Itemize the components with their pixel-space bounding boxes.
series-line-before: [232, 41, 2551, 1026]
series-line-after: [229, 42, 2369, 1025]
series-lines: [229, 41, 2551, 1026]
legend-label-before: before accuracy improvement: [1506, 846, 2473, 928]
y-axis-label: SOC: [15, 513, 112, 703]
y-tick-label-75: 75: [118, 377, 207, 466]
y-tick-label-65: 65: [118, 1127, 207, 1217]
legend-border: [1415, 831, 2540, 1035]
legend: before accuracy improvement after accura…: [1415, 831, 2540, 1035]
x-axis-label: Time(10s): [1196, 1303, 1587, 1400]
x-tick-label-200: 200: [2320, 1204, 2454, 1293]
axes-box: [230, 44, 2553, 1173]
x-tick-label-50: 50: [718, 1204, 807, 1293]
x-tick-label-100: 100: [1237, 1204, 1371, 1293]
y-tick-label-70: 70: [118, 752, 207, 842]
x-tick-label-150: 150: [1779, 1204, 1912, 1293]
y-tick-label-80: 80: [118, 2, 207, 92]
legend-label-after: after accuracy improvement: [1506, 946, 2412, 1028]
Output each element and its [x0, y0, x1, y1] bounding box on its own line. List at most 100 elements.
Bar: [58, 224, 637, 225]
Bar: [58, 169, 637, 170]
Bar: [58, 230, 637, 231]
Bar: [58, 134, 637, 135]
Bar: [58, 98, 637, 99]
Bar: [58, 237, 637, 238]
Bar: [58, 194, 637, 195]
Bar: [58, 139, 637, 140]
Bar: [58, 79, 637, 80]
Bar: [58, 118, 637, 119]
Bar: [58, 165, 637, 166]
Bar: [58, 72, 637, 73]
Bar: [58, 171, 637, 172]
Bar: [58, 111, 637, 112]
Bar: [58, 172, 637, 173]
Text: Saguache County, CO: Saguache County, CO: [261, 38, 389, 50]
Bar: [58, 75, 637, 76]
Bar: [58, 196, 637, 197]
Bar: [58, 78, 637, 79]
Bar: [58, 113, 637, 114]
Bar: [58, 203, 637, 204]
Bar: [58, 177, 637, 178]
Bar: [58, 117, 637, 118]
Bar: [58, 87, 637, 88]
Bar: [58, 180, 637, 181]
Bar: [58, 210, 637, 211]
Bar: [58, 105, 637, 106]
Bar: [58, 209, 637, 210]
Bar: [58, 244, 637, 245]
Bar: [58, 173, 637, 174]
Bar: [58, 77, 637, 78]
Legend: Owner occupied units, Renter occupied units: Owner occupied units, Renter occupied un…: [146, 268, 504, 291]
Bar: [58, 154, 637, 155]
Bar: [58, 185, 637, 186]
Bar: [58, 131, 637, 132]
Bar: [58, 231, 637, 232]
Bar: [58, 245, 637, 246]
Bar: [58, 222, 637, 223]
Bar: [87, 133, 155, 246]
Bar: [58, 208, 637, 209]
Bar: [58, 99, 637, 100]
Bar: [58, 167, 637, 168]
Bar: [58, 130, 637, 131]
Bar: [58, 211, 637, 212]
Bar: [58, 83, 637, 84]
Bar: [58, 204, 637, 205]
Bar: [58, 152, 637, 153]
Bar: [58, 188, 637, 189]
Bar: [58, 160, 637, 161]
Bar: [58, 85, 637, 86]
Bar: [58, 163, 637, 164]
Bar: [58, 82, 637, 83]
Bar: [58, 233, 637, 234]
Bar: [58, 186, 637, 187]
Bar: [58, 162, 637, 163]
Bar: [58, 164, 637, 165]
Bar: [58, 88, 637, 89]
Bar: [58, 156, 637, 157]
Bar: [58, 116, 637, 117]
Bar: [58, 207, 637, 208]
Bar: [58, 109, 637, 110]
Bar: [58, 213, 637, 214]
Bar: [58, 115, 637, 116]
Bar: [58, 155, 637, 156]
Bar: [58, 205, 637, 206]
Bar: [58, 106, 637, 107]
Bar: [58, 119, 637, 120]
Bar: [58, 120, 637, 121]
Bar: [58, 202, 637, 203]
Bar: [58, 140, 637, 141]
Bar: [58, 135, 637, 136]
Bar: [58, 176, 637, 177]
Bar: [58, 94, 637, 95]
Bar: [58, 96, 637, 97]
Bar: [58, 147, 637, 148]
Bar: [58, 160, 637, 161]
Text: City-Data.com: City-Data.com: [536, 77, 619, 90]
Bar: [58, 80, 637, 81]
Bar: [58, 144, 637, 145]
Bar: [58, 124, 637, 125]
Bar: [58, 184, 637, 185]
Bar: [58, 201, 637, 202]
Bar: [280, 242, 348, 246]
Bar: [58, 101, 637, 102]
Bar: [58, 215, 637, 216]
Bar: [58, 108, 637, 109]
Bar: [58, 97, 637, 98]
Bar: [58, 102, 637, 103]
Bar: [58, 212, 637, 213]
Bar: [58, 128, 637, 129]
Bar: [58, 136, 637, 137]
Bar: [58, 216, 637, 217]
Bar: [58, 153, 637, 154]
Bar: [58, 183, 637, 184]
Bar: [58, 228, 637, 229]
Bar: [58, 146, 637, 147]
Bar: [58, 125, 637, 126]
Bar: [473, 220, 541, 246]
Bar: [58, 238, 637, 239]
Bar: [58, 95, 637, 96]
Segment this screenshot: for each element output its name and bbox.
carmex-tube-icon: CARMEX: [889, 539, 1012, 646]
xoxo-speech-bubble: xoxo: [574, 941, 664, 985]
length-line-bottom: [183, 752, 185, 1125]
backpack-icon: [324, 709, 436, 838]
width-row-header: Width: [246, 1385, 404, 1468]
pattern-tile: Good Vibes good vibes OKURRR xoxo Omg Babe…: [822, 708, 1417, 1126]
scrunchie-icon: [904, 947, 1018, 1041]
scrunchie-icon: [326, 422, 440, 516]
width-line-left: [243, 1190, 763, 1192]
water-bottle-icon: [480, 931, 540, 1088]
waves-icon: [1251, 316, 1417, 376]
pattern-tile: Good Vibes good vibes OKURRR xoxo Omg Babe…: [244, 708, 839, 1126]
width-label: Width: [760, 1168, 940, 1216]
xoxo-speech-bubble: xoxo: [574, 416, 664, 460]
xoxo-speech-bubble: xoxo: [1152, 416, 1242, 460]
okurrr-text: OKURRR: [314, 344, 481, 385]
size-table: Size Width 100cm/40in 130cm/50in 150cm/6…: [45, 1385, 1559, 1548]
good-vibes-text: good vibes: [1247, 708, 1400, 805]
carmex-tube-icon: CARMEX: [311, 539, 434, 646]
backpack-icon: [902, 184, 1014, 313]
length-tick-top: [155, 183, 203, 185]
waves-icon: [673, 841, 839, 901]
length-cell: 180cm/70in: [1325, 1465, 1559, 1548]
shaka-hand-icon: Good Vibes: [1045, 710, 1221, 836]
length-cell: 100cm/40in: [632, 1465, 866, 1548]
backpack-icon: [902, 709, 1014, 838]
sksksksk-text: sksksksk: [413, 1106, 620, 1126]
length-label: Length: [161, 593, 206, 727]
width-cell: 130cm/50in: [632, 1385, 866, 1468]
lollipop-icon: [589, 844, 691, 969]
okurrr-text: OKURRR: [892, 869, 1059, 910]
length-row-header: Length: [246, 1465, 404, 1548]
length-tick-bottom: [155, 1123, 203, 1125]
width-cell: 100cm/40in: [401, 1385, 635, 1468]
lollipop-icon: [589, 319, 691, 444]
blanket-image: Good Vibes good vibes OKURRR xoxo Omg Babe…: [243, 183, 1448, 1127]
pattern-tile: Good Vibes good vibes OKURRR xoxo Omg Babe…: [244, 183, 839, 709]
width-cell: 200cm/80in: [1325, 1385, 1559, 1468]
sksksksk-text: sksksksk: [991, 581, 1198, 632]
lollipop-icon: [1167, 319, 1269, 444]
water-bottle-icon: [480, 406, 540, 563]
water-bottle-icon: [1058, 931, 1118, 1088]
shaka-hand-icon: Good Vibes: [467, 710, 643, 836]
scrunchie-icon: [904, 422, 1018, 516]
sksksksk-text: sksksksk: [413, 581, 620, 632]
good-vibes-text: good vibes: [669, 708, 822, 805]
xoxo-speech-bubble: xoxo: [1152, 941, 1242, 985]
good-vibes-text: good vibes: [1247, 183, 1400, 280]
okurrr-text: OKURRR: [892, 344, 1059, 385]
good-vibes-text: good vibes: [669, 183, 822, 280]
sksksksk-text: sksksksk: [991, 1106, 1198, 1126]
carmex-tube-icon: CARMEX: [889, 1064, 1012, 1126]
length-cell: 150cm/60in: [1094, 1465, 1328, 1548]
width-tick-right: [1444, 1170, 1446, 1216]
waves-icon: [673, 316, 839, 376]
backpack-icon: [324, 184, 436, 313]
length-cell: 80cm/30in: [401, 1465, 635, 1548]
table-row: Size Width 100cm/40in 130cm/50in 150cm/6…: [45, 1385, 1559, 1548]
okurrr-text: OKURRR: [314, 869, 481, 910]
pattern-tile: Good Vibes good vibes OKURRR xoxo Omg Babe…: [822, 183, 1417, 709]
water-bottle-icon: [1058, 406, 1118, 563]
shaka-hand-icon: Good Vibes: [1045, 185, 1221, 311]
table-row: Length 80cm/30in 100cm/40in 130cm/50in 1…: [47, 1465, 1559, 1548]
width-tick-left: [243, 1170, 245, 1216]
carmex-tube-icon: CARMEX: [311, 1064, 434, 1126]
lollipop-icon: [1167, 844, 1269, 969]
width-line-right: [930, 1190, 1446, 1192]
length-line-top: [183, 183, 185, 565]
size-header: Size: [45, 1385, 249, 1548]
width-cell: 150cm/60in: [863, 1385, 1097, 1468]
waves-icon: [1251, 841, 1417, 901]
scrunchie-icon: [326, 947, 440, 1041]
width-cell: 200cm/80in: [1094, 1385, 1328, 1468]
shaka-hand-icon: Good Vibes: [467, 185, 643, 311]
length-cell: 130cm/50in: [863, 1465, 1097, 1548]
* * * * * * *
» **TASK TO COMPLETE**: Repeat the stretch from the start of the rows through the line that contains "legend-label-before: before accuracy", with "components" swapped for "elements" and nothing else changed.

» **RIGHT ANSWER**:
Itemize the elements with their pixel-space bounding boxes.
series-line-before: [232, 41, 2551, 1026]
series-line-after: [229, 42, 2369, 1025]
series-lines: [229, 41, 2551, 1026]
legend-label-before: before accuracy improvement: [1506, 846, 2473, 928]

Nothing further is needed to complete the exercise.